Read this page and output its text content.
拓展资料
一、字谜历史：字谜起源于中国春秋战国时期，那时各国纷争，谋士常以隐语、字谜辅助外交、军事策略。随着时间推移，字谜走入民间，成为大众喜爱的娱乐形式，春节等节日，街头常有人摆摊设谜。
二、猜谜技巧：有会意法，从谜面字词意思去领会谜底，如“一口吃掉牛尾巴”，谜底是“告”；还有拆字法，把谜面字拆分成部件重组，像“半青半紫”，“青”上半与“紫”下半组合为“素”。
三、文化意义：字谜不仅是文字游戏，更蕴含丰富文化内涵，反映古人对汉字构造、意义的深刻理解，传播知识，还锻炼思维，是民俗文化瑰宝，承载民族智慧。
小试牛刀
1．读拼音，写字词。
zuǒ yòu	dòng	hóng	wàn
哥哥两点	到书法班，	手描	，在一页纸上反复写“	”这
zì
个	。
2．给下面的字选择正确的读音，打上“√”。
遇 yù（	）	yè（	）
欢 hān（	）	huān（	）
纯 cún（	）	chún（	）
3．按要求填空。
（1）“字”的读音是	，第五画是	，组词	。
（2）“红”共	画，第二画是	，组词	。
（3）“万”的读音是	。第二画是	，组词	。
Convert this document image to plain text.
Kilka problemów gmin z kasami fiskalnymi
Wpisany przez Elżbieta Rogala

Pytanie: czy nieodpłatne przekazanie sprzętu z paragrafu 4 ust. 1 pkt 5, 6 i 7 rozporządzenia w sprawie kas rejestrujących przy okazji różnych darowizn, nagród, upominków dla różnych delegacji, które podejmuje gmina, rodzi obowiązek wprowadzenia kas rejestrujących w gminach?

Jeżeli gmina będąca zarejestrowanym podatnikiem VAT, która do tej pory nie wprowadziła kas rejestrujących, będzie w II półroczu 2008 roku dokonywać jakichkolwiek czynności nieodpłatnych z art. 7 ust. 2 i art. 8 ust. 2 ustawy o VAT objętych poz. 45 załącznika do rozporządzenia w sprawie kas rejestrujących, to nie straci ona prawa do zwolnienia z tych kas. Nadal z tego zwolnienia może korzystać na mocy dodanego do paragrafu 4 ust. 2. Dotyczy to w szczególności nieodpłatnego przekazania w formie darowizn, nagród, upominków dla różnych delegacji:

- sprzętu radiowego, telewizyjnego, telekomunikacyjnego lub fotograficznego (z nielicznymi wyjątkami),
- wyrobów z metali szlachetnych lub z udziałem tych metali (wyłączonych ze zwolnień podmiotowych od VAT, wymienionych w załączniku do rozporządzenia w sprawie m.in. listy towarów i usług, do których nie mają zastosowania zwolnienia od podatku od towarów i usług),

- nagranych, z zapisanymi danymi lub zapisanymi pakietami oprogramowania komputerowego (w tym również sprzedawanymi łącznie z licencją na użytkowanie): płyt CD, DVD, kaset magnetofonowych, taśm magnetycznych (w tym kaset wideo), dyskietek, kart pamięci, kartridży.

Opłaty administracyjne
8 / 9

* * * *

◆ Problem to solve: Return all of the data exactly as it reads.

◆ Worked solution:
Read this page and output its text content.
拓展资料
一、字谜历史：字谜起源于中国春秋战国时期，那时各国纷争，谋士常以隐语、字谜辅助外交、军事策略。随着时间推移，字谜走入民间，成为大众喜爱的娱乐形式，春节等节日，街头常有人摆摊设谜。
二、猜谜技巧：有会意法，从谜面字词意思去领会谜底，如“一口吃掉牛尾巴”，谜底是“告”；还有拆字法，把谜面字拆分成部件重组，像“半青半紫”，“青”上半与“紫”下半组合为“素”。
三、文化意义：字谜不仅是文字游戏，更蕴含丰富文化内涵，反映古人对汉字构造、意义的深刻理解，传播知识，还锻炼思维，是民俗文化瑰宝，承载民族智慧。
小试牛刀
1．读拼音，写字词。
zuǒ yòu	dòng	hóng	wàn
哥哥两点	到书法班，	手描	，在一页纸上反复写“	”这
zì
个	。
2．给下面的字选择正确的读音，打上“√”。
遇 yù（	）	yè（	）
欢 hān（	）	huān（	）
纯 cún（	）	chún（	）
3．按要求填空。
（1）“字”的读音是	，第五画是	，组词	。
（2）“红”共	画，第二画是	，组词	。
（3）“万”的读音是	。第二画是	，组词	。
Convert this document image to plain text.
Kilka problemów gmin z kasami fiskalnymi
Wpisany przez Elżbieta Rogala

Pytanie: czy nieodpłatne przekazanie sprzętu z paragrafu 4 ust. 1 pkt 5, 6 i 7 rozporządzenia w sprawie kas rejestrujących przy okazji różnych darowizn, nagród, upominków dla różnych delegacji, które podejmuje gmina, rodzi obowiązek wprowadzenia kas rejestrujących w gminach?

Jeżeli gmina będąca zarejestrowanym podatnikiem VAT, która do tej pory nie wprowadziła kas rejestrujących, będzie w II półroczu 2008 roku dokonywać jakichkolwiek czynności nieodpłatnych z art. 7 ust. 2 i art. 8 ust. 2 ustawy o VAT objętych poz. 45 załącznika do rozporządzenia w sprawie kas rejestrujących, to nie straci ona prawa do zwolnienia z tych kas. Nadal z tego zwolnienia może korzystać na mocy dodanego do paragrafu 4 ust. 2. Dotyczy to w szczególności nieodpłatnego przekazania w formie darowizn, nagród, upominków dla różnych delegacji:

- sprzętu radiowego, telewizyjnego, telekomunikacyjnego lub fotograficznego (z nielicznymi wyjątkami),
- wyrobów z metali szlachetnych lub z udziałem tych metali (wyłączonych ze zwolnień podmiotowych od VAT, wymienionych w załączniku do rozporządzenia w sprawie m.in. listy towarów i usług, do których nie mają zastosowania zwolnienia od podatku od towarów i usług),

- nagranych, z zapisanymi danymi lub zapisanymi pakietami oprogramowania komputerowego (w tym również sprzedawanymi łącznie z licencją na użytkowanie): płyt CD, DVD, kaset magnetofonowych, taśm magnetycznych (w tym kaset wideo), dyskietek, kart pamięci, kartridży.

Opłaty administracyjne
8 / 9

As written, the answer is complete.